[Extracted data entries]
__________________________________________________

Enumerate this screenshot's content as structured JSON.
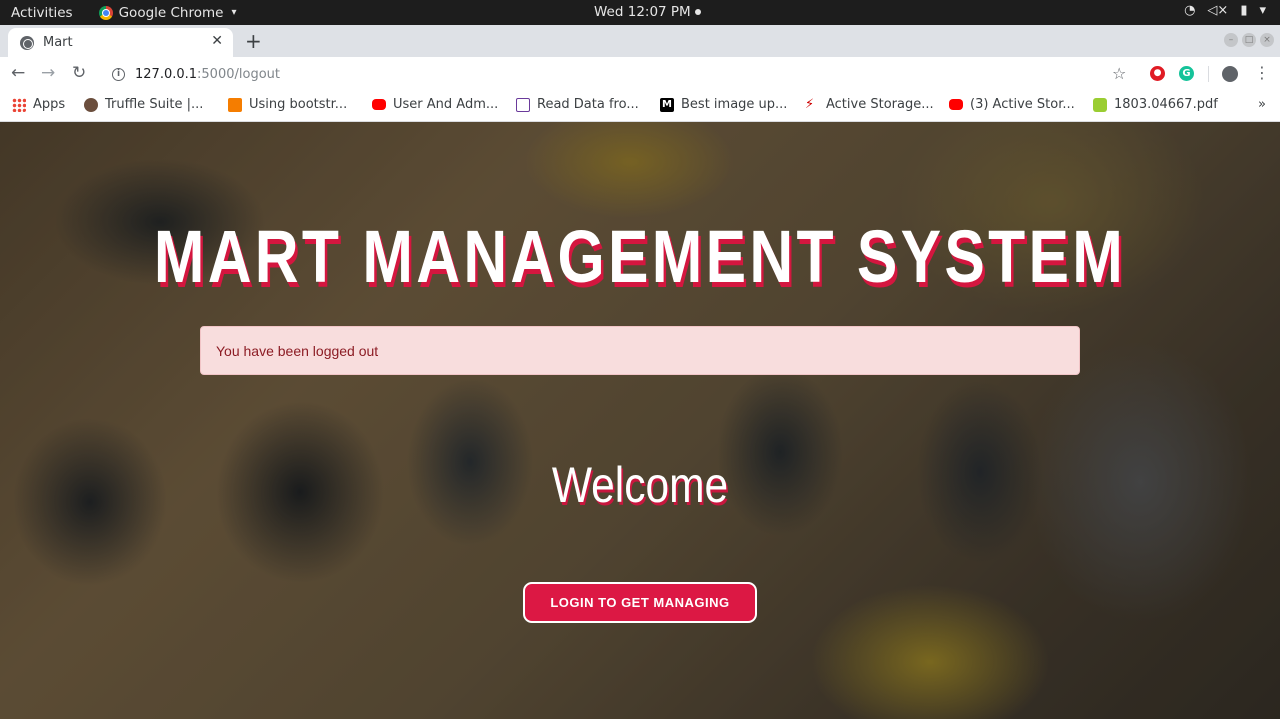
{
  "os_bar": {
    "activities": "Activities",
    "app_name": "Google Chrome",
    "clock": "Wed 12:07 PM"
  },
  "tab": {
    "title": "Mart"
  },
  "address_bar": {
    "host": "127.0.0.1",
    "path": ":5000/logout"
  },
  "bookmarks": [
    {
      "label": "Apps",
      "icon": "apps-grid-icon",
      "color": "#ea4335"
    },
    {
      "label": "Truffle Suite |...",
      "icon": "truffle-icon",
      "color": "#6b4e3d"
    },
    {
      "label": "Using bootstr...",
      "icon": "blogger-icon",
      "color": "#f57d00"
    },
    {
      "label": "User And Adm...",
      "icon": "youtube-icon",
      "color": "#ff0000"
    },
    {
      "label": "Read Data fro...",
      "icon": "document-icon",
      "color": "#6a3a9b"
    },
    {
      "label": "Best image up...",
      "icon": "medium-icon",
      "color": "#000000"
    },
    {
      "label": "Active Storage...",
      "icon": "rails-icon",
      "color": "#cc0000"
    },
    {
      "label": "(3) Active Stor...",
      "icon": "youtube-icon",
      "color": "#ff0000"
    },
    {
      "label": "1803.04667.pdf",
      "icon": "pdf-smiley-icon",
      "color": "#9acd32"
    }
  ],
  "bookmarks_more": "»",
  "page": {
    "title": "MART MANAGEMENT SYSTEM",
    "alert": "You have been logged out",
    "welcome": "Welcome",
    "login_button": "LOGIN TO GET MANAGING"
  },
  "colors": {
    "accent": "#dc1844",
    "alert_bg": "#f8dddd",
    "alert_text": "#8c1c24"
  }
}
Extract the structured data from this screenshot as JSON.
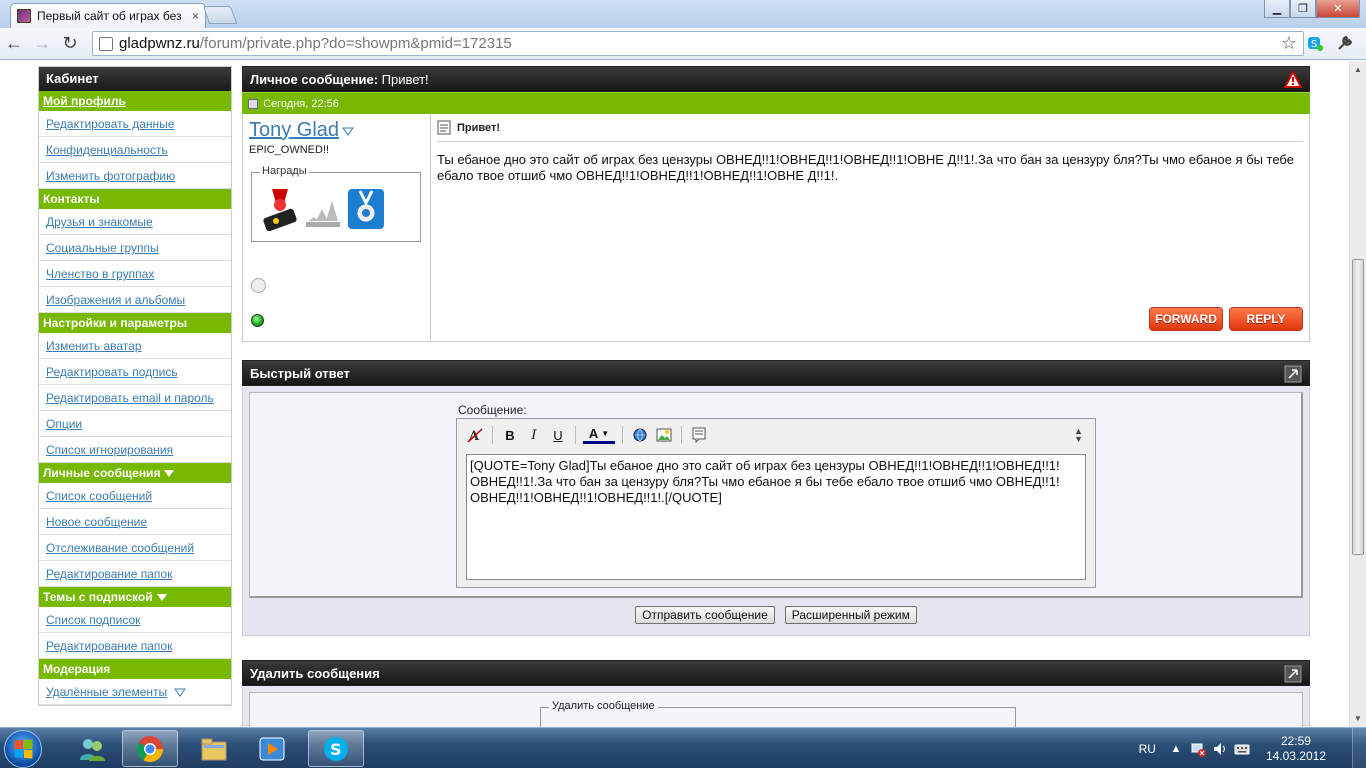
{
  "browser": {
    "tab_title": "Первый сайт об играх без",
    "tab_close": "×",
    "url_domain": "gladpwnz.ru",
    "url_path": "/forum/private.php?do=showpm&pmid=172315"
  },
  "sidebar": {
    "header": "Кабинет",
    "sections": [
      {
        "title": "Мой профиль",
        "link": true,
        "items": [
          "Редактировать данные",
          "Конфиденциальность",
          "Изменить фотографию"
        ]
      },
      {
        "title": "Контакты",
        "items": [
          "Друзья и знакомые",
          "Социальные группы",
          "Членство в группах",
          "Изображения и альбомы"
        ]
      },
      {
        "title": "Настройки и параметры",
        "items": [
          "Изменить аватар",
          "Редактировать подпись",
          "Редактировать email и пароль",
          "Опции",
          "Список игнорирования"
        ]
      },
      {
        "title": "Личные сообщения",
        "arrow": true,
        "items": [
          "Список сообщений",
          "Новое сообщение",
          "Отслеживание сообщений",
          "Редактирование папок"
        ]
      },
      {
        "title": "Темы с подпиской",
        "arrow": true,
        "items": [
          "Список подписок",
          "Редактирование папок"
        ]
      },
      {
        "title": "Модерация",
        "items": [
          "Удалённые элементы"
        ]
      }
    ]
  },
  "message": {
    "header_label": "Личное сообщение:",
    "header_subject": "Привет!",
    "date": "Сегодня, 22:56",
    "username": "Tony Glad",
    "usertitle": "EPIC_OWNED!!",
    "awards_label": "Награды",
    "title": "Привет!",
    "text": "Ты ебаное дно это сайт об играх без цензуры ОВНЕД!!1!ОВНЕД!!1!ОВНЕД!!1!ОВНЕ Д!!1!.За что бан за цензуру бля?Ты чмо ебаное я бы тебе ебало твое отшиб чмо ОВНЕД!!1!ОВНЕД!!1!ОВНЕД!!1!ОВНЕ Д!!1!.",
    "forward_label": "FORWARD",
    "reply_label": "REPLY"
  },
  "quick_reply": {
    "header": "Быстрый ответ",
    "message_label": "Сообщение:",
    "editor_text": "[QUOTE=Tony Glad]Ты ебаное дно это сайт об играх без цензуры ОВНЕД!!1!ОВНЕД!!1!ОВНЕД!!1!ОВНЕД!!1!.За что бан за цензуру бля?Ты чмо ебаное я бы тебе ебало твое отшиб чмо ОВНЕД!!1!ОВНЕД!!1!ОВНЕД!!1!ОВНЕД!!1!.[/QUOTE]",
    "tools": {
      "bold": "B",
      "italic": "I",
      "underline": "U",
      "color": "A"
    },
    "submit_label": "Отправить сообщение",
    "advanced_label": "Расширенный режим"
  },
  "delete": {
    "header": "Удалить сообщения",
    "legend": "Удалить сообщение"
  },
  "taskbar": {
    "lang": "RU",
    "time": "22:59",
    "date": "14.03.2012"
  },
  "colors": {
    "accent_green": "#76b900",
    "link_blue": "#3a7cb3",
    "header_dark": "#1a1a1a",
    "button_red": "#e0360a"
  }
}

__________________________________________________

● **Work to be completed**:
Search the records for the word "Привет", then list every line that has it.

● **Exercise result**:
    "header_subject": "Привет!",
    "title": "Привет!",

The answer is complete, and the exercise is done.